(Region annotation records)
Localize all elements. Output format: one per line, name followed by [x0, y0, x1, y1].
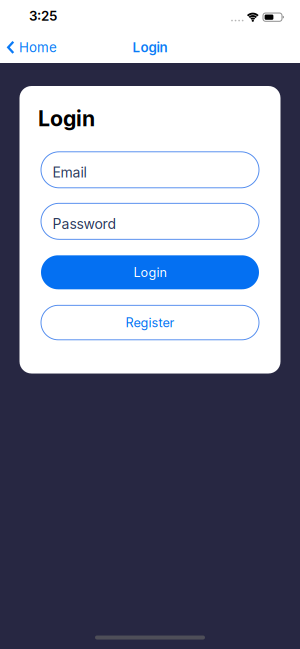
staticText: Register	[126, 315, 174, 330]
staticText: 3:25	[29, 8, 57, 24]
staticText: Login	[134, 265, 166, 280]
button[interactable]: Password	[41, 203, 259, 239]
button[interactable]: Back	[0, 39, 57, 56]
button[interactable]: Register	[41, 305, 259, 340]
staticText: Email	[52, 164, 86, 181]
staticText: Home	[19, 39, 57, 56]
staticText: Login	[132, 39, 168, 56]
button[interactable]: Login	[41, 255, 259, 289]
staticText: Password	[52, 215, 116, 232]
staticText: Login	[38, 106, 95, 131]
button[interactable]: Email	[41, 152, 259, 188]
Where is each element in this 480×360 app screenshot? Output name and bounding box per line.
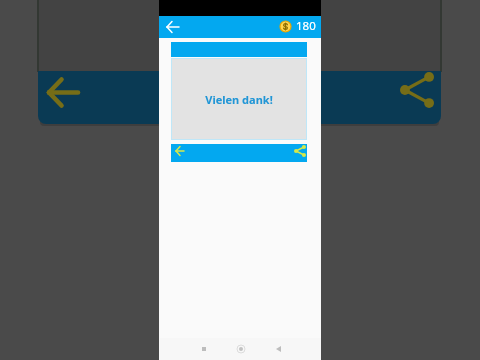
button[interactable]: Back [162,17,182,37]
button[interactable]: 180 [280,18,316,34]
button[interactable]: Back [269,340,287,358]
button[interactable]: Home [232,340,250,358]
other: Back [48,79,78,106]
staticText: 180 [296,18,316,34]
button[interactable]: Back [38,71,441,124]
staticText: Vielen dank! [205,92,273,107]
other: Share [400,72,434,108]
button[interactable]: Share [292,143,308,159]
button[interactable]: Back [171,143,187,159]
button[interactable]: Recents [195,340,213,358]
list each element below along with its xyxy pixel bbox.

# Exercise instructions
Rewrite everything from the line containing "Where is each" down to the last line as a Markdown table with the columns No. and Line, numbering each row and omitting blank lines. Leave the pictures out.

# Reply to the task
| No. | Line |
|---|---|
| 1 | Where is each element in this 480×360 app screenshot? Output name and bounding box per line. |
| 2 | button[interactable]: Back [162,17,182,37] |
| 3 | button[interactable]: 180 [280,18,316,34] |
| 4 | button[interactable]: Back [269,340,287,358] |
| 5 | button[interactable]: Home [232,340,250,358] |
| 6 | other: Back [48,79,78,106] |
| 7 | staticText: 180 [296,18,316,34] |
| 8 | button[interactable]: Back [38,71,441,124] |
| 9 | staticText: Vielen dank! [205,92,273,107] |
| 10 | other: Share [400,72,434,108] |
| 11 | button[interactable]: Share [292,143,308,159] |
| 12 | button[interactable]: Back [171,143,187,159] |
| 13 | button[interactable]: Recents [195,340,213,358] |
| 14 | list each element below along with its xyxy pixel bbox. |